## Entries supplied:
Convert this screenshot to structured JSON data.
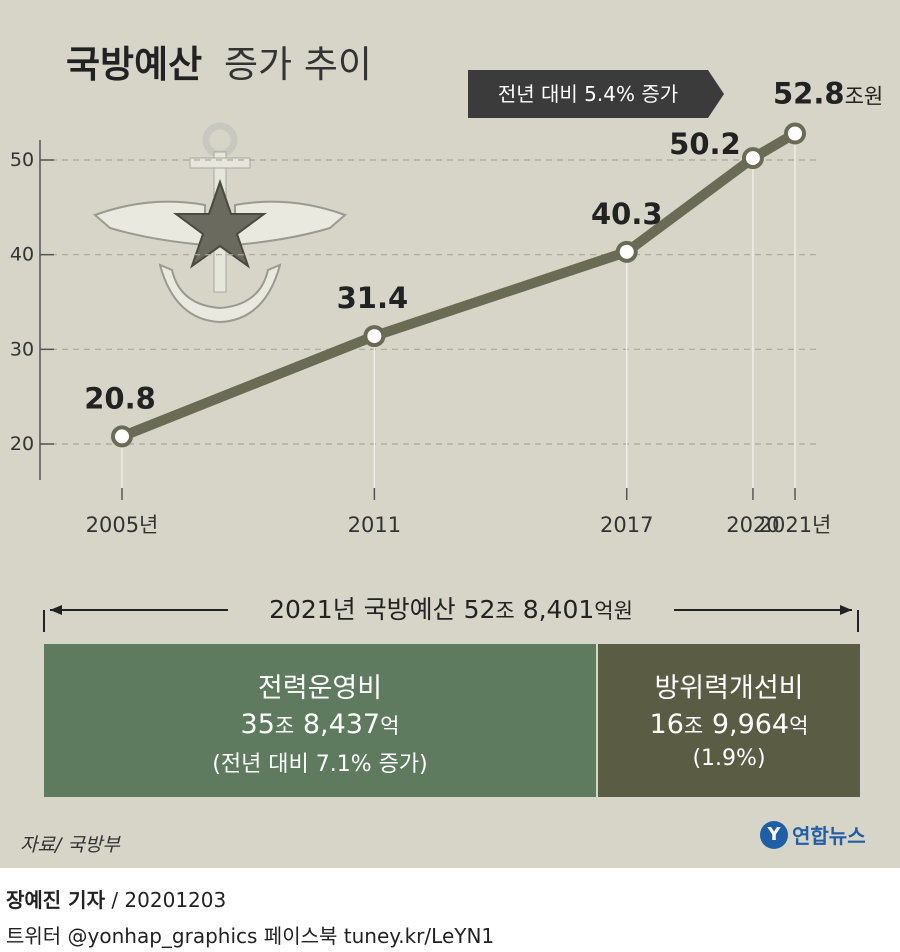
{
  "header": {
    "title_bold": "국방예산",
    "title_light": "증가 추이",
    "callout": "전년 대비 5.4% 증가"
  },
  "chart_data": {
    "type": "line",
    "title": "국방예산 증가 추이",
    "x": [
      "2005년",
      "2011",
      "2017",
      "2020",
      "2021년"
    ],
    "x_numeric": [
      2005,
      2011,
      2017,
      2020,
      2021
    ],
    "series": [
      {
        "values": [
          20.8,
          31.4,
          40.3,
          50.2,
          52.8
        ]
      }
    ],
    "value_labels": [
      "20.8",
      "31.4",
      "40.3",
      "50.2",
      "52.8"
    ],
    "last_unit": "조원",
    "y_ticks": [
      20,
      30,
      40,
      50
    ],
    "ylim": [
      16,
      57
    ],
    "xlabel": "",
    "ylabel": "",
    "grid": true
  },
  "summary": {
    "total_text": "2021년 국방예산 52",
    "total_unit1": "조",
    "total_text2": " 8,401",
    "total_unit2": "억원"
  },
  "breakdown": [
    {
      "name": "전력운영비",
      "amount1": "35",
      "unit1": "조",
      "amount2": " 8,437",
      "unit2": "억",
      "note": "(전년 대비 7.1% 증가)",
      "color": "#5e7b60"
    },
    {
      "name": "방위력개선비",
      "amount1": "16",
      "unit1": "조",
      "amount2": " 9,964",
      "unit2": "억",
      "note": "(1.9%)",
      "color": "#5a5c44"
    }
  ],
  "footer": {
    "source": "자료/ 국방부",
    "logo_mark": "Y",
    "logo_text": "연합뉴스",
    "reporter": "장예진 기자",
    "date": " / 20201203",
    "social": "트위터 @yonhap_graphics  페이스북 tuney.kr/LeYN1"
  }
}
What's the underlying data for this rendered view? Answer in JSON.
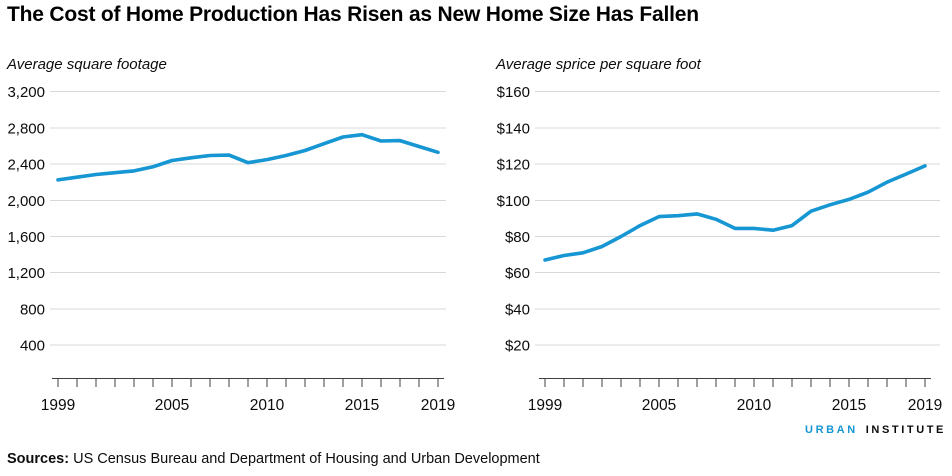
{
  "figure": {
    "title": "The Cost of Home Production Has Risen as New Home Size Has Fallen"
  },
  "chart_data": [
    {
      "type": "line",
      "title": "Average square footage",
      "x": [
        1999,
        2000,
        2001,
        2002,
        2003,
        2004,
        2005,
        2006,
        2007,
        2008,
        2009,
        2010,
        2011,
        2012,
        2013,
        2014,
        2015,
        2016,
        2017,
        2018,
        2019
      ],
      "values": [
        2225,
        2255,
        2285,
        2305,
        2325,
        2370,
        2440,
        2470,
        2495,
        2500,
        2415,
        2450,
        2495,
        2550,
        2625,
        2700,
        2725,
        2655,
        2660,
        2595,
        2530
      ],
      "y_ticks": [
        3200,
        2800,
        2400,
        2000,
        1600,
        1200,
        800,
        400
      ],
      "y_tick_labels": [
        "3,200",
        "2,800",
        "2,400",
        "2,000",
        "1,600",
        "1,200",
        "800",
        "400"
      ],
      "x_label_years": [
        1999,
        2005,
        2010,
        2015,
        2019
      ],
      "ylim": [
        200,
        3400
      ],
      "grid": true,
      "legend": "none",
      "line_color": "#1696d2"
    },
    {
      "type": "line",
      "title": "Average sprice per square foot",
      "x": [
        1999,
        2000,
        2001,
        2002,
        2003,
        2004,
        2005,
        2006,
        2007,
        2008,
        2009,
        2010,
        2011,
        2012,
        2013,
        2014,
        2015,
        2016,
        2017,
        2018,
        2019
      ],
      "values": [
        67,
        69.5,
        71,
        74.5,
        80,
        86,
        91,
        91.5,
        92.5,
        89.5,
        84.5,
        84.5,
        83.5,
        86,
        94,
        97.5,
        100.5,
        104.5,
        110,
        114.5,
        119
      ],
      "y_ticks": [
        160,
        140,
        120,
        100,
        80,
        60,
        40,
        20
      ],
      "y_tick_labels": [
        "$160",
        "$140",
        "$120",
        "$100",
        "$80",
        "$60",
        "$40",
        "$20"
      ],
      "x_label_years": [
        1999,
        2005,
        2010,
        2015,
        2019
      ],
      "ylim": [
        10,
        170
      ],
      "grid": true,
      "legend": "none",
      "line_color": "#1696d2"
    }
  ],
  "footer": {
    "logo_urban": "URBAN",
    "logo_institute": "INSTITUTE",
    "sources_label": "Sources:",
    "sources_text": " US Census Bureau and Department of Housing and Urban Development"
  },
  "colors": {
    "accent_blue": "#1696d2",
    "grid_gray": "#d8d8d8",
    "axis_gray": "#404040"
  }
}
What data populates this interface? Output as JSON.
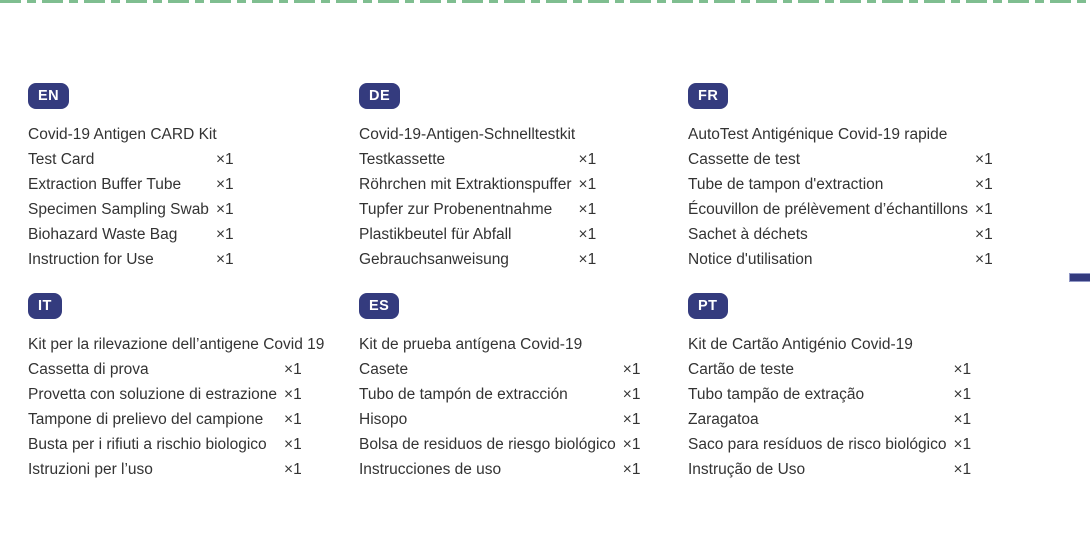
{
  "page": {
    "background_color": "#ffffff",
    "text_color": "#333333",
    "badge_color": "#343b7e",
    "dash_rule_color": "#7fbe90",
    "registration_mark_color": "#343b7e"
  },
  "decorations": {
    "top_rule": "green-dashed-line",
    "right_edge_mark": "navy-dash"
  },
  "blocks": [
    {
      "code": "EN",
      "title": "Covid-19 Antigen CARD Kit",
      "items": [
        {
          "label": "Test Card",
          "qty": "×1"
        },
        {
          "label": "Extraction Buffer Tube",
          "qty": "×1"
        },
        {
          "label": "Specimen Sampling Swab",
          "qty": "×1"
        },
        {
          "label": "Biohazard Waste Bag",
          "qty": "×1"
        },
        {
          "label": "Instruction for Use",
          "qty": "×1"
        }
      ]
    },
    {
      "code": "DE",
      "title": "Covid-19-Antigen-Schnelltestkit",
      "items": [
        {
          "label": "Testkassette",
          "qty": "×1"
        },
        {
          "label": "Röhrchen mit Extraktionspuffer",
          "qty": "×1"
        },
        {
          "label": "Tupfer zur Probenentnahme",
          "qty": "×1"
        },
        {
          "label": "Plastikbeutel für Abfall",
          "qty": "×1"
        },
        {
          "label": "Gebrauchsanweisung",
          "qty": "×1"
        }
      ]
    },
    {
      "code": "FR",
      "title": "AutoTest Antigénique Covid-19 rapide",
      "items": [
        {
          "label": "Cassette de test",
          "qty": "×1"
        },
        {
          "label": "Tube de tampon d'extraction",
          "qty": "×1"
        },
        {
          "label": "Écouvillon de prélèvement d’échantillons",
          "qty": "×1"
        },
        {
          "label": "Sachet à déchets",
          "qty": "×1"
        },
        {
          "label": "Notice d'utilisation",
          "qty": "×1"
        }
      ]
    },
    {
      "code": "IT",
      "title": "Kit per la rilevazione dell’antigene Covid 19",
      "items": [
        {
          "label": "Cassetta di prova",
          "qty": "×1"
        },
        {
          "label": "Provetta con soluzione di estrazione",
          "qty": "×1"
        },
        {
          "label": "Tampone di prelievo del campione",
          "qty": "×1"
        },
        {
          "label": "Busta per i rifiuti a rischio biologico",
          "qty": "×1"
        },
        {
          "label": "Istruzioni per l’uso",
          "qty": "×1"
        }
      ]
    },
    {
      "code": "ES",
      "title": "Kit de prueba antígena Covid-19",
      "items": [
        {
          "label": "Casete",
          "qty": "×1"
        },
        {
          "label": "Tubo de tampón de extracción",
          "qty": "×1"
        },
        {
          "label": "Hisopo",
          "qty": "×1"
        },
        {
          "label": "Bolsa de residuos de riesgo biológico",
          "qty": "×1"
        },
        {
          "label": "Instrucciones de uso",
          "qty": "×1"
        }
      ]
    },
    {
      "code": "PT",
      "title": "Kit de Cartão Antigénio Covid-19",
      "items": [
        {
          "label": "Cartão de teste",
          "qty": "×1"
        },
        {
          "label": "Tubo tampão de extração",
          "qty": "×1"
        },
        {
          "label": "Zaragatoa",
          "qty": "×1"
        },
        {
          "label": "Saco para resíduos de risco biológico",
          "qty": "×1"
        },
        {
          "label": "Instrução de Uso",
          "qty": "×1"
        }
      ]
    }
  ]
}
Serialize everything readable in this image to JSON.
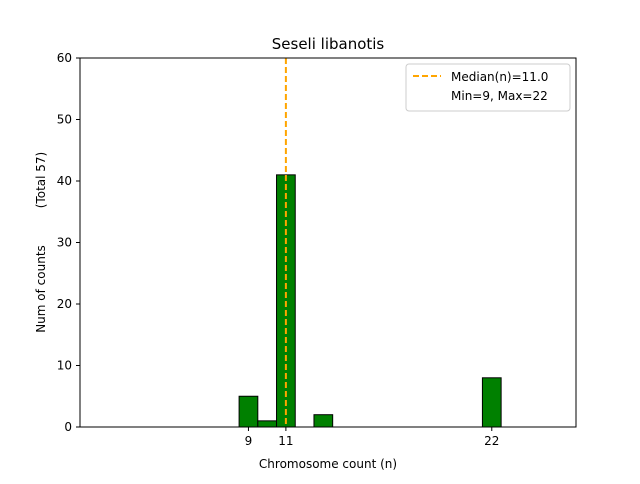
{
  "chart_data": {
    "type": "bar",
    "title": "Seseli libanotis",
    "xlabel": "Chromosome count (n)",
    "ylabel": "Num of counts",
    "ylabel_note": "(Total 57)",
    "xlim": [
      0,
      26.5
    ],
    "ylim": [
      0,
      60
    ],
    "yticks": [
      0,
      10,
      20,
      30,
      40,
      50,
      60
    ],
    "xticks": [
      9,
      11,
      22
    ],
    "bar_color": "#008000",
    "bar_edge_color": "#000000",
    "bar_width": 1,
    "bars": [
      {
        "x": 9,
        "value": 5
      },
      {
        "x": 10,
        "value": 1
      },
      {
        "x": 11,
        "value": 41
      },
      {
        "x": 13,
        "value": 2
      },
      {
        "x": 22,
        "value": 8
      }
    ],
    "median_line": {
      "x": 11,
      "color": "#FFA500",
      "style": "dashed"
    },
    "legend": {
      "placement": "top-right",
      "entries": [
        "Median(n)=11.0",
        "Min=9, Max=22"
      ]
    },
    "grid": false
  }
}
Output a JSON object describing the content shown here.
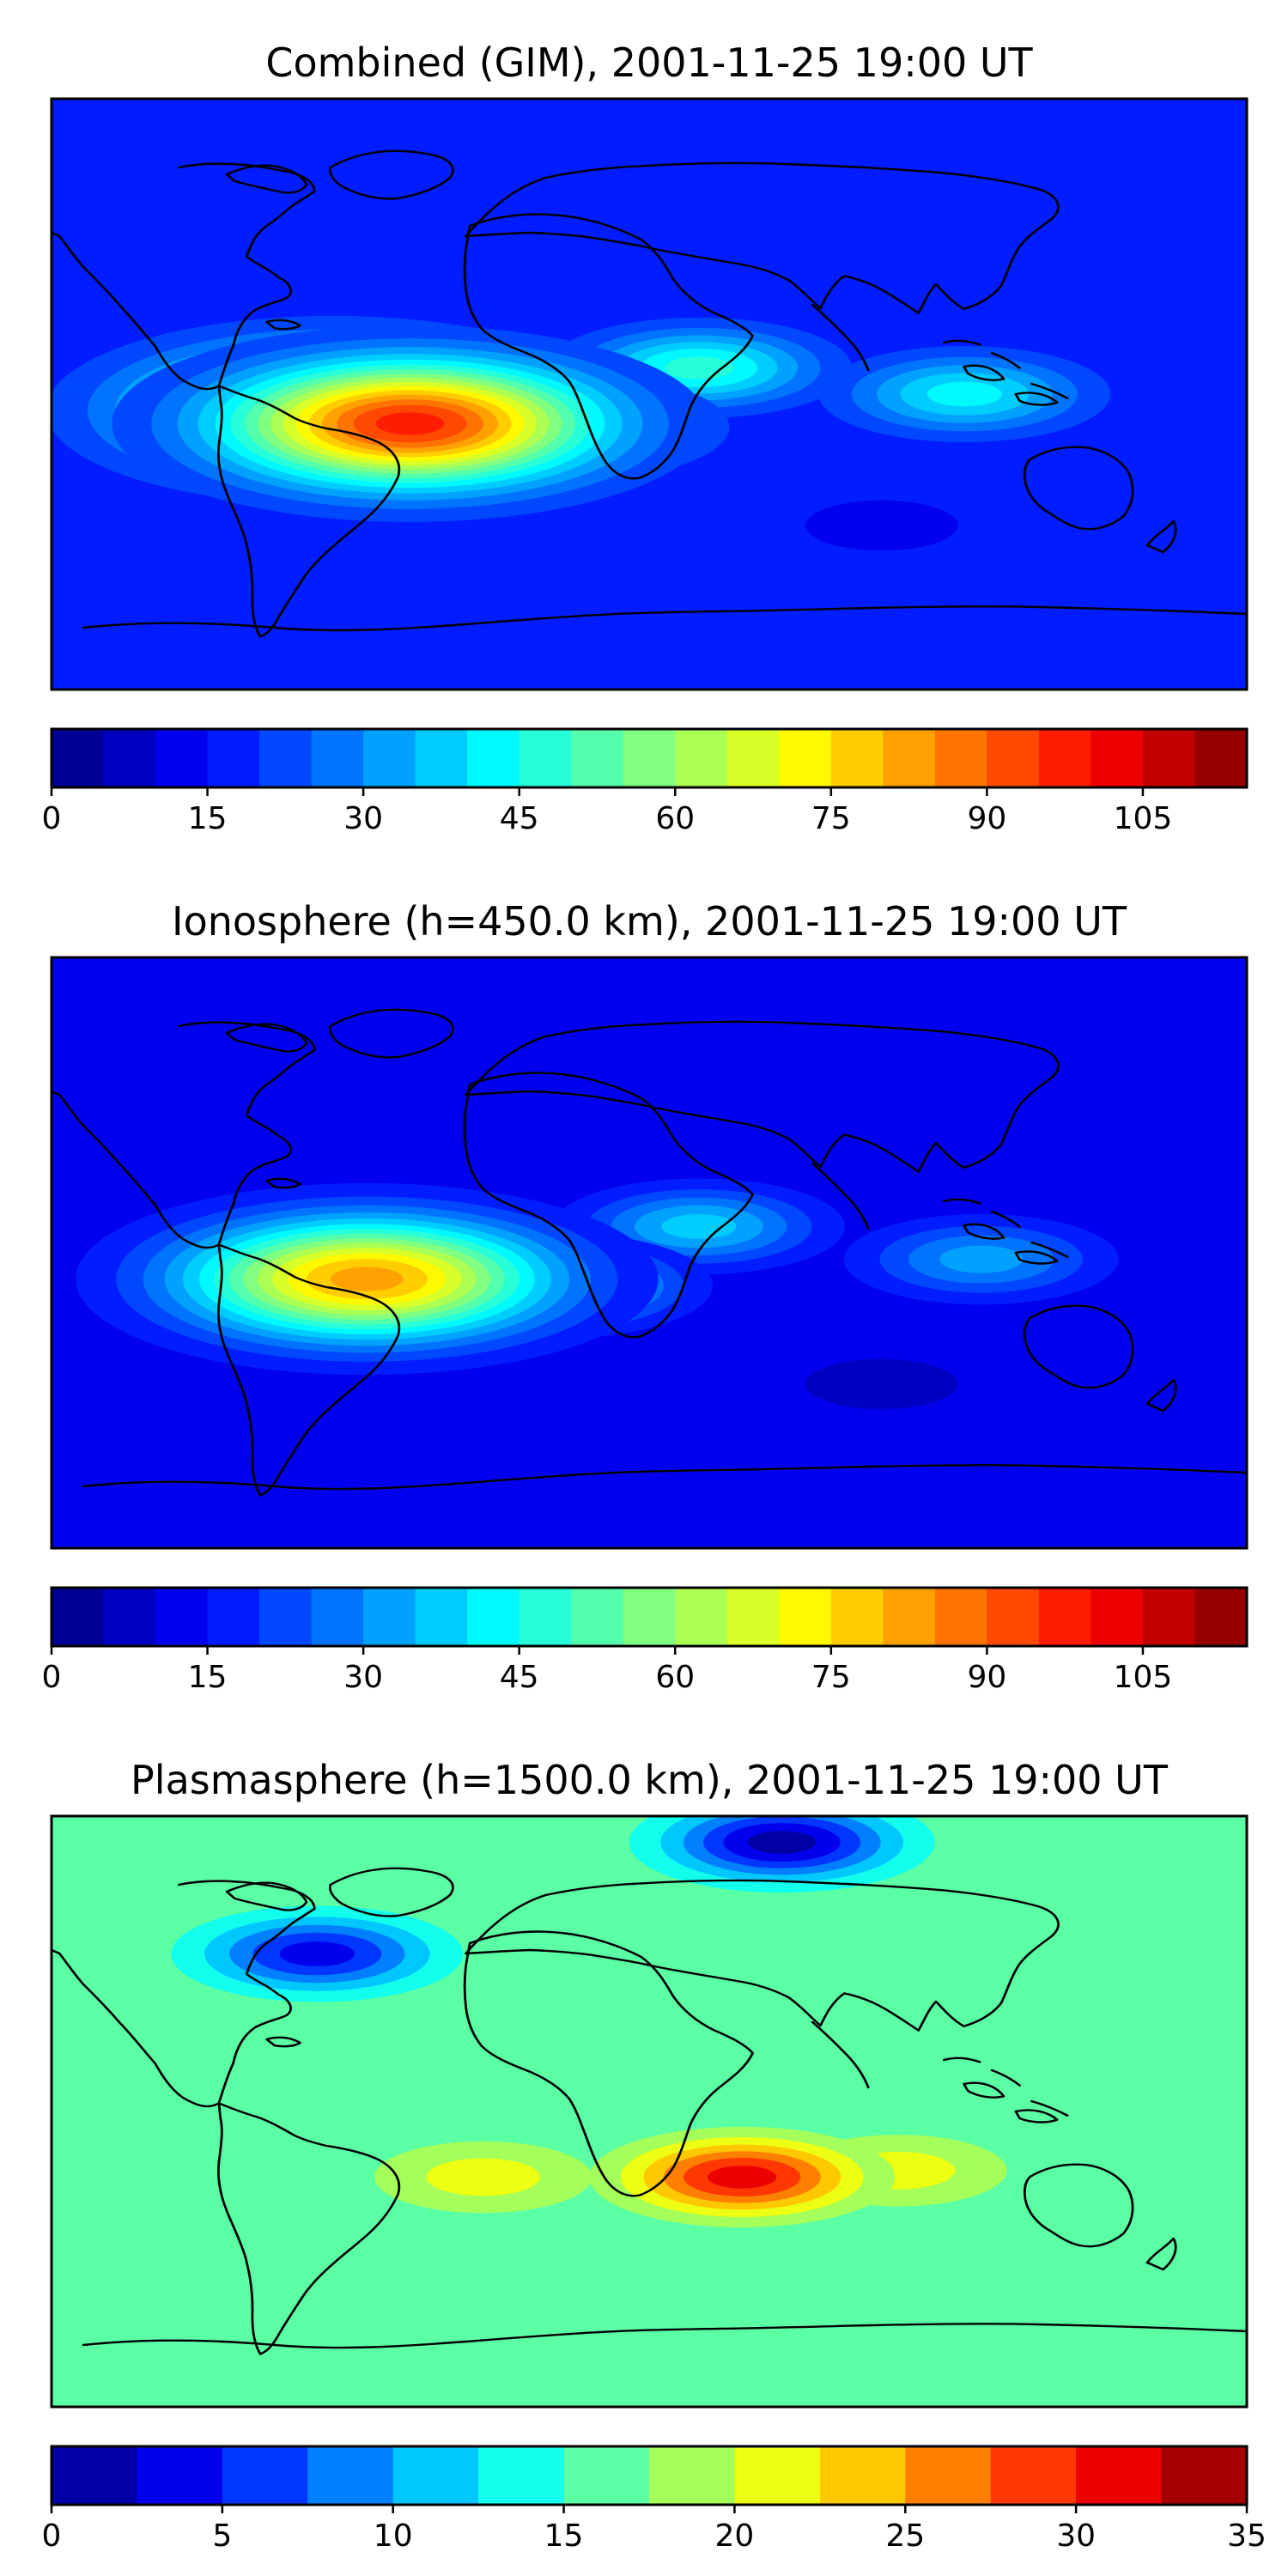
{
  "figure": {
    "background": "#ffffff"
  },
  "chart_data": [
    {
      "type": "heatmap",
      "subtype": "filled-contour world map (equirectangular, Earth coastlines overlay)",
      "title": "Combined (GIM), 2001-11-25 19:00 UT",
      "colormap": "jet",
      "colorbar": {
        "vmin": 0,
        "vmax": 115,
        "step": 5,
        "ticks": [
          0,
          15,
          30,
          45,
          60,
          75,
          90,
          105
        ],
        "tick_labels": [
          "0",
          "15",
          "30",
          "45",
          "60",
          "75",
          "90",
          "105"
        ]
      },
      "background_value": 18,
      "features": [
        {
          "name": "equatorial anomaly peak over South America",
          "lon": -72,
          "lat": -9,
          "value": 100
        },
        {
          "name": "Pacific extension of anomaly",
          "lon": -95,
          "lat": -5,
          "value": 85
        },
        {
          "name": "South Atlantic tail",
          "lon": -25,
          "lat": -10,
          "value": 62
        },
        {
          "name": "Africa crest",
          "lon": 15,
          "lat": 8,
          "value": 48
        },
        {
          "name": "Indian Ocean / Indonesia band",
          "lon": 95,
          "lat": 0,
          "value": 45
        },
        {
          "name": "Southern ocean trough",
          "lon": 70,
          "lat": -40,
          "value": 14
        }
      ]
    },
    {
      "type": "heatmap",
      "subtype": "filled-contour world map (equirectangular, Earth coastlines overlay)",
      "title": "Ionosphere  (h=450.0 km), 2001-11-25 19:00 UT",
      "colormap": "jet",
      "colorbar": {
        "vmin": 0,
        "vmax": 115,
        "step": 5,
        "ticks": [
          0,
          15,
          30,
          45,
          60,
          75,
          90,
          105
        ],
        "tick_labels": [
          "0",
          "15",
          "30",
          "45",
          "60",
          "75",
          "90",
          "105"
        ]
      },
      "background_value": 12,
      "features": [
        {
          "name": "equatorial anomaly peak over South America",
          "lon": -85,
          "lat": -8,
          "value": 85
        },
        {
          "name": "South Atlantic tail",
          "lon": -30,
          "lat": -10,
          "value": 55
        },
        {
          "name": "Africa crest",
          "lon": 15,
          "lat": 8,
          "value": 38
        },
        {
          "name": "Indonesia band",
          "lon": 100,
          "lat": -2,
          "value": 35
        },
        {
          "name": "Southern ocean trough",
          "lon": 70,
          "lat": -40,
          "value": 6
        }
      ]
    },
    {
      "type": "heatmap",
      "subtype": "filled-contour world map (equirectangular, Earth coastlines overlay)",
      "title": "Plasmasphere (h=1500.0 km), 2001-11-25 19:00 UT",
      "colormap": "jet",
      "colorbar": {
        "vmin": 0,
        "vmax": 35,
        "step": 2.5,
        "ticks": [
          0,
          5,
          10,
          15,
          20,
          25,
          30,
          35
        ],
        "tick_labels": [
          "0",
          "5",
          "10",
          "15",
          "20",
          "25",
          "30",
          "35"
        ]
      },
      "background_value": 17,
      "features": [
        {
          "name": "southern Africa maximum",
          "lon": 28,
          "lat": -20,
          "value": 33
        },
        {
          "name": "South America secondary maximum",
          "lon": -50,
          "lat": -20,
          "value": 24
        },
        {
          "name": "Indian Ocean extension",
          "lon": 75,
          "lat": -18,
          "value": 22
        },
        {
          "name": "North America minimum",
          "lon": -100,
          "lat": 48,
          "value": 3
        },
        {
          "name": "Arctic minimum",
          "lon": 40,
          "lat": 82,
          "value": 2
        }
      ]
    }
  ]
}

## Stated goal:
How many of the lines above include the word "minimum"? Respond with the number alone.

## Correct result:
2